GOAL
Keep only the lines where "name" appears.

* BEGIN *

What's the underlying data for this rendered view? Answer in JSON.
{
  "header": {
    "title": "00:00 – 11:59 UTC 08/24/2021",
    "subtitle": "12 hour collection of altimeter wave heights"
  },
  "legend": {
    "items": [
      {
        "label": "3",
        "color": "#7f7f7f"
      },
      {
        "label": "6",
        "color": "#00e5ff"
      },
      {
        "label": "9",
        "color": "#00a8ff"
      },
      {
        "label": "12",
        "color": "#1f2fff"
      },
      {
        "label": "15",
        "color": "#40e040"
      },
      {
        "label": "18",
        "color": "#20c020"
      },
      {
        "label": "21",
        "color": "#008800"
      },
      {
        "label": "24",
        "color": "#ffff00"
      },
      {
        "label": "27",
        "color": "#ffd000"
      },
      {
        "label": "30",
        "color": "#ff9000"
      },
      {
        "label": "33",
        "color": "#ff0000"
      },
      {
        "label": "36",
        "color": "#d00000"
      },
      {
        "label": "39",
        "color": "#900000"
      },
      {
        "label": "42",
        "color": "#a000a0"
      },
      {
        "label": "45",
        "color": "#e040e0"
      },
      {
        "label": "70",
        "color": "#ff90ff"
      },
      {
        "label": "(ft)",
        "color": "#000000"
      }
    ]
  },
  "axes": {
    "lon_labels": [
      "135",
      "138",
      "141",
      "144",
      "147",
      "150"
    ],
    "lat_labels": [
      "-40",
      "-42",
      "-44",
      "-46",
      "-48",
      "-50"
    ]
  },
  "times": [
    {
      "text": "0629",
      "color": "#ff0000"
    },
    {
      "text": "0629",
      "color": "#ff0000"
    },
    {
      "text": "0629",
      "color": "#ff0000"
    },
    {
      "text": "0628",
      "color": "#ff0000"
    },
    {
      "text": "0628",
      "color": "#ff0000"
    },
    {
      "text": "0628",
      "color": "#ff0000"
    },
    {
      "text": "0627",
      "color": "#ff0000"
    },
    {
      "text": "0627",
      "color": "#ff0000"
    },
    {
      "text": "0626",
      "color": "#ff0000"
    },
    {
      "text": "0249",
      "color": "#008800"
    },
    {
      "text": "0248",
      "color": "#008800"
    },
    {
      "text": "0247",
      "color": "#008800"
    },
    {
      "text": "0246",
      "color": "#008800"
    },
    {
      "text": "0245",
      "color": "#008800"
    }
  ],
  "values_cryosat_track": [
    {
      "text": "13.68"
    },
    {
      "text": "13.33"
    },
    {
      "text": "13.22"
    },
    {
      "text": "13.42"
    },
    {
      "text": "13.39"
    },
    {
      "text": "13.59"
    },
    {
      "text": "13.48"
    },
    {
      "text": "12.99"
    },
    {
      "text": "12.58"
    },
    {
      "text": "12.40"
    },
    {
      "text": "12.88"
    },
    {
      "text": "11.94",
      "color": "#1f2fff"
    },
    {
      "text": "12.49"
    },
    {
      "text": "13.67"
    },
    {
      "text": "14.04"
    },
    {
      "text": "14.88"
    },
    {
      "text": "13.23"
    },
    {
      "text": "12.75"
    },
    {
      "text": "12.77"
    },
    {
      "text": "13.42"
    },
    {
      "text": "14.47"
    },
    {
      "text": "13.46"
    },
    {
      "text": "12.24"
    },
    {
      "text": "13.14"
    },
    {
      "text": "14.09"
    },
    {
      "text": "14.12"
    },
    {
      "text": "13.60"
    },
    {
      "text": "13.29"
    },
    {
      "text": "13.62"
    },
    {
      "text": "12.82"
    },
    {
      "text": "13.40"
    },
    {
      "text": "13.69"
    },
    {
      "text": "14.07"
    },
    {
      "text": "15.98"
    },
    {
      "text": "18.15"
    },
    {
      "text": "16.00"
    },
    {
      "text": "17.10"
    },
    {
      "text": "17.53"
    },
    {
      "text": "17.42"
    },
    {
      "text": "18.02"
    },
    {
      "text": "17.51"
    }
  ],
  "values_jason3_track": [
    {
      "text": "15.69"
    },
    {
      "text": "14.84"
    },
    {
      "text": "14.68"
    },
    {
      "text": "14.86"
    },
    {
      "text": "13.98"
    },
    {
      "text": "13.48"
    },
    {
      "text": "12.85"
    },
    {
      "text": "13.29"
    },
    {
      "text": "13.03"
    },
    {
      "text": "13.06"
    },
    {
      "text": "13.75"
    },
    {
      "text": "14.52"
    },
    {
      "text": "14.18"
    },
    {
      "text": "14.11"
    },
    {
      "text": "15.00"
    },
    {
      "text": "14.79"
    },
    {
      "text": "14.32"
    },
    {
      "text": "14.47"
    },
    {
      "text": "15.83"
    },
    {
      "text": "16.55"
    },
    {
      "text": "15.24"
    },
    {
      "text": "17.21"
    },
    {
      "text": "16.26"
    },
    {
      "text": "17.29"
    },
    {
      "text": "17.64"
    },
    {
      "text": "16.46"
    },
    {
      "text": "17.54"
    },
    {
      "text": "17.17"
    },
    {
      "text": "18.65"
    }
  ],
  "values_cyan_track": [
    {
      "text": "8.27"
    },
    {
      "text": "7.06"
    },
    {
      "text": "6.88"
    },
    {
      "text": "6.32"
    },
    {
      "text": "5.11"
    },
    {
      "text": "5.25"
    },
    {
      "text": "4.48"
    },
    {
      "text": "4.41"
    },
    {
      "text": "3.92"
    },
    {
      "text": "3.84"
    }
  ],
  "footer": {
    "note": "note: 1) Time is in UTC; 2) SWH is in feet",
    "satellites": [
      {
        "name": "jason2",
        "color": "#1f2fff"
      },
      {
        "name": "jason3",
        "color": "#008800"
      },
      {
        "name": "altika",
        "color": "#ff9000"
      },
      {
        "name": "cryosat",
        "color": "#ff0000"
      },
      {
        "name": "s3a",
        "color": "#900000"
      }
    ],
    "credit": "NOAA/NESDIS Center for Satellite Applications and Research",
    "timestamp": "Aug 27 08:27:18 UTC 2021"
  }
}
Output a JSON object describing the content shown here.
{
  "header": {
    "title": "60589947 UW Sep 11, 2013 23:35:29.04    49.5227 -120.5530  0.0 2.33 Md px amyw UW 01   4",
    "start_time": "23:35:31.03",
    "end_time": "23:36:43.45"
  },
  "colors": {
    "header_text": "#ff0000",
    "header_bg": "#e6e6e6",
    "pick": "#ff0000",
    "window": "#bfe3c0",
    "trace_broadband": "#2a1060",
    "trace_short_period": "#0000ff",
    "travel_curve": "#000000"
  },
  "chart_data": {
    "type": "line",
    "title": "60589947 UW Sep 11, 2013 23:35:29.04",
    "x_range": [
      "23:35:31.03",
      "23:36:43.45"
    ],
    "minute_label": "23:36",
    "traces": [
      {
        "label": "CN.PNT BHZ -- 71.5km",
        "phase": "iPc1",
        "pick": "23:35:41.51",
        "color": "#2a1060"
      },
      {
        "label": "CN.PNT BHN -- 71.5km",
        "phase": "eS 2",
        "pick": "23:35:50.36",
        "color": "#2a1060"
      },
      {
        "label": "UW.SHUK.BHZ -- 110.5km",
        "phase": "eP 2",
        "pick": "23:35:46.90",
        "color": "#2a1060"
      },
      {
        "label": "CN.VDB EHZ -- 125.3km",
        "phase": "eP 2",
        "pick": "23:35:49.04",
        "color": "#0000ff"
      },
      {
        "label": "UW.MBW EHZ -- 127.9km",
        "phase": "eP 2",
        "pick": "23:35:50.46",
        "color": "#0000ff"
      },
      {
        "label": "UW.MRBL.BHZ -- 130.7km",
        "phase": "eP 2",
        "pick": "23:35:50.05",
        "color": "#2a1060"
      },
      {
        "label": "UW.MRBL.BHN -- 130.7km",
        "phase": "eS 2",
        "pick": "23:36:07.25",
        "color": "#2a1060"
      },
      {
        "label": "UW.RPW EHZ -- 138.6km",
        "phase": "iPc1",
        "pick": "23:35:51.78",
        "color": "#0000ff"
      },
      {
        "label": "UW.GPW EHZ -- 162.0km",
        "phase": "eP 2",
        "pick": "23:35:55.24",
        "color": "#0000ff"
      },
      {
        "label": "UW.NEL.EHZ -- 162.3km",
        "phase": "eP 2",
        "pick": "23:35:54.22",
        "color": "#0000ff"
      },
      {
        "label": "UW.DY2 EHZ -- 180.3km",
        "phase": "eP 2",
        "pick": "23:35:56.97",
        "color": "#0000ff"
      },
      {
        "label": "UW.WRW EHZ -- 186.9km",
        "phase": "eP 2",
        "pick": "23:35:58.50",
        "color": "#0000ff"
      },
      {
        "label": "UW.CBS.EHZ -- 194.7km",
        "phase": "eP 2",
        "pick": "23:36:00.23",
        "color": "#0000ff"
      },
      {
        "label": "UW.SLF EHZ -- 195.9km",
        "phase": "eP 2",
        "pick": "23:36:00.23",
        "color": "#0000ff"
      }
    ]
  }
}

* END *

RESULT OF THIS EXERCISE
        "name": "jason2",
        "name": "jason3",
        "name": "altika",
        "name": "cryosat",
        "name": "s3a",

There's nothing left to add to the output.